[WHAT NEEDS TO BE DONE]: Print all of the data exactly as written.

[Data entries]
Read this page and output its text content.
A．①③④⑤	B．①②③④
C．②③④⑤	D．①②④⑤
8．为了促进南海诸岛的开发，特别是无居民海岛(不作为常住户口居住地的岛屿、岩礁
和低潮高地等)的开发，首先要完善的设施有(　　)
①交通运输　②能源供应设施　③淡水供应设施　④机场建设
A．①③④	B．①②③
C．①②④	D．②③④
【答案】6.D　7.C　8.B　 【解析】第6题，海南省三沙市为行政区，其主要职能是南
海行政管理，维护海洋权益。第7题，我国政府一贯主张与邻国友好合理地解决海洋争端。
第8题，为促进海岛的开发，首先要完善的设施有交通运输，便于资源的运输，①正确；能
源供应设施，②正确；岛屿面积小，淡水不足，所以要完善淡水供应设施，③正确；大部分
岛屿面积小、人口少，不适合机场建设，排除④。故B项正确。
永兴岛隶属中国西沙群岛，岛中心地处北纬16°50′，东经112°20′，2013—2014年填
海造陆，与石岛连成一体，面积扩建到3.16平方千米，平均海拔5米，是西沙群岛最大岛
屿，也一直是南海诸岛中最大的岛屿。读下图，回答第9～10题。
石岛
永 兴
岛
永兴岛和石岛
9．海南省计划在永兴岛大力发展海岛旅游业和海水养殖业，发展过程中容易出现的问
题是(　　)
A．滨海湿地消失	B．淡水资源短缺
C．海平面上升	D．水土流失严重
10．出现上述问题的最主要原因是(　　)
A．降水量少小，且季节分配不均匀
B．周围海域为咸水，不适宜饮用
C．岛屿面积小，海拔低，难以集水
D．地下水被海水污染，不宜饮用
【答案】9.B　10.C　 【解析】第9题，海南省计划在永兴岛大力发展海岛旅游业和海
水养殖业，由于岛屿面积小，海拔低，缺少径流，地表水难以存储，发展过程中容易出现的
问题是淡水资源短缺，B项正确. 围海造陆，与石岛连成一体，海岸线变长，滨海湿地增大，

[EXERCISE SOLUTION]:
Read this page and output its text content.
A．①③④⑤	B．①②③④
C．②③④⑤	D．①②④⑤
8．为了促进南海诸岛的开发，特别是无居民海岛(不作为常住户口居住地的岛屿、岩礁
和低潮高地等)的开发，首先要完善的设施有(　　)
①交通运输　②能源供应设施　③淡水供应设施　④机场建设
A．①③④	B．①②③
C．①②④	D．②③④
【答案】6.D　7.C　8.B　 【解析】第6题，海南省三沙市为行政区，其主要职能是南
海行政管理，维护海洋权益。第7题，我国政府一贯主张与邻国友好合理地解决海洋争端。
第8题，为促进海岛的开发，首先要完善的设施有交通运输，便于资源的运输，①正确；能
源供应设施，②正确；岛屿面积小，淡水不足，所以要完善淡水供应设施，③正确；大部分
岛屿面积小、人口少，不适合机场建设，排除④。故B项正确。
永兴岛隶属中国西沙群岛，岛中心地处北纬16°50′，东经112°20′，2013—2014年填
海造陆，与石岛连成一体，面积扩建到3.16平方千米，平均海拔5米，是西沙群岛最大岛
屿，也一直是南海诸岛中最大的岛屿。读下图，回答第9～10题。
石岛
永 兴
岛
永兴岛和石岛
9．海南省计划在永兴岛大力发展海岛旅游业和海水养殖业，发展过程中容易出现的问
题是(　　)
A．滨海湿地消失	B．淡水资源短缺
C．海平面上升	D．水土流失严重
10．出现上述问题的最主要原因是(　　)
A．降水量少小，且季节分配不均匀
B．周围海域为咸水，不适宜饮用
C．岛屿面积小，海拔低，难以集水
D．地下水被海水污染，不宜饮用
【答案】9.B　10.C　 【解析】第9题，海南省计划在永兴岛大力发展海岛旅游业和海
水养殖业，由于岛屿面积小，海拔低，缺少径流，地表水难以存储，发展过程中容易出现的
问题是淡水资源短缺，B项正确. 围海造陆，与石岛连成一体，海岸线变长，滨海湿地增大，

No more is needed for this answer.